Prompt: Print, exactly and completely, every entry in the data.

Exercise material:
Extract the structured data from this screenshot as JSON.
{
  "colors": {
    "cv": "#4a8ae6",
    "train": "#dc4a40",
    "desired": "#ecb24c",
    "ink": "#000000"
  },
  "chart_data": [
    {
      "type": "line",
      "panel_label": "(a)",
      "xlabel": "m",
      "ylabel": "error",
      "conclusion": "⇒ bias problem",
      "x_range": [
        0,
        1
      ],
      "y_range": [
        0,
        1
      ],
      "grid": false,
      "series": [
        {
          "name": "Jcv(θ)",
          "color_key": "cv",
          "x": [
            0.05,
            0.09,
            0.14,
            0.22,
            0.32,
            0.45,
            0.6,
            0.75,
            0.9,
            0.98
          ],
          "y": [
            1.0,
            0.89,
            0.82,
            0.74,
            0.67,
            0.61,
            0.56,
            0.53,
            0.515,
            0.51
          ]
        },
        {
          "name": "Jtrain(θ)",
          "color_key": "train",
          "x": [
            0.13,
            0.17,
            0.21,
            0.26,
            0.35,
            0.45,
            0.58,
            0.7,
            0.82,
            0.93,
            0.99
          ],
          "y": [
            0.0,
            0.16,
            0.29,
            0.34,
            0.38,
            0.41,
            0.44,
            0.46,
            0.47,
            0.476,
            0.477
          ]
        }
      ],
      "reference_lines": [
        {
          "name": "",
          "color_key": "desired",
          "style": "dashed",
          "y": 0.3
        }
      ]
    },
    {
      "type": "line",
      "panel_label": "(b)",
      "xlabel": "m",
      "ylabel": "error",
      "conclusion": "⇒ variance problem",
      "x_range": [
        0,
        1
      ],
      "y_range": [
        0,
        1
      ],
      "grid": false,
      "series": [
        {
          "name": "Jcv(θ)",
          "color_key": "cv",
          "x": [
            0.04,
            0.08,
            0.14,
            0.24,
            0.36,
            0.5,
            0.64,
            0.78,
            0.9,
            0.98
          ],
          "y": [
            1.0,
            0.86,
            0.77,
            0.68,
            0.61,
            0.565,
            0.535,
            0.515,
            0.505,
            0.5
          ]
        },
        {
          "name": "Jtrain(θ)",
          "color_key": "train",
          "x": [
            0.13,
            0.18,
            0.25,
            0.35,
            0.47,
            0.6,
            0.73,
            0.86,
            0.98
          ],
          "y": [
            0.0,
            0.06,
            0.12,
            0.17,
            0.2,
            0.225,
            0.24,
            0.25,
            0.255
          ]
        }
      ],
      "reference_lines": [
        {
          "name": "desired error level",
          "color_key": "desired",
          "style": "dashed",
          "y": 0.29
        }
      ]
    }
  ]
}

Expected answer:
Extract the structured data from this screenshot as JSON.
{
  "colors": {
    "cv": "#4a8ae6",
    "train": "#dc4a40",
    "desired": "#ecb24c",
    "ink": "#000000"
  },
  "chart_data": [
    {
      "type": "line",
      "panel_label": "(a)",
      "xlabel": "m",
      "ylabel": "error",
      "conclusion": "⇒ bias problem",
      "x_range": [
        0,
        1
      ],
      "y_range": [
        0,
        1
      ],
      "grid": false,
      "series": [
        {
          "name": "Jcv(θ)",
          "color_key": "cv",
          "x": [
            0.05,
            0.09,
            0.14,
            0.22,
            0.32,
            0.45,
            0.6,
            0.75,
            0.9,
            0.98
          ],
          "y": [
            1.0,
            0.89,
            0.82,
            0.74,
            0.67,
            0.61,
            0.56,
            0.53,
            0.515,
            0.51
          ]
        },
        {
          "name": "Jtrain(θ)",
          "color_key": "train",
          "x": [
            0.13,
            0.17,
            0.21,
            0.26,
            0.35,
            0.45,
            0.58,
            0.7,
            0.82,
            0.93,
            0.99
          ],
          "y": [
            0.0,
            0.16,
            0.29,
            0.34,
            0.38,
            0.41,
            0.44,
            0.46,
            0.47,
            0.476,
            0.477
          ]
        }
      ],
      "reference_lines": [
        {
          "name": "",
          "color_key": "desired",
          "style": "dashed",
          "y": 0.3
        }
      ]
    },
    {
      "type": "line",
      "panel_label": "(b)",
      "xlabel": "m",
      "ylabel": "error",
      "conclusion": "⇒ variance problem",
      "x_range": [
        0,
        1
      ],
      "y_range": [
        0,
        1
      ],
      "grid": false,
      "series": [
        {
          "name": "Jcv(θ)",
          "color_key": "cv",
          "x": [
            0.04,
            0.08,
            0.14,
            0.24,
            0.36,
            0.5,
            0.64,
            0.78,
            0.9,
            0.98
          ],
          "y": [
            1.0,
            0.86,
            0.77,
            0.68,
            0.61,
            0.565,
            0.535,
            0.515,
            0.505,
            0.5
          ]
        },
        {
          "name": "Jtrain(θ)",
          "color_key": "train",
          "x": [
            0.13,
            0.18,
            0.25,
            0.35,
            0.47,
            0.6,
            0.73,
            0.86,
            0.98
          ],
          "y": [
            0.0,
            0.06,
            0.12,
            0.17,
            0.2,
            0.225,
            0.24,
            0.25,
            0.255
          ]
        }
      ],
      "reference_lines": [
        {
          "name": "desired error level",
          "color_key": "desired",
          "style": "dashed",
          "y": 0.29
        }
      ]
    }
  ]
}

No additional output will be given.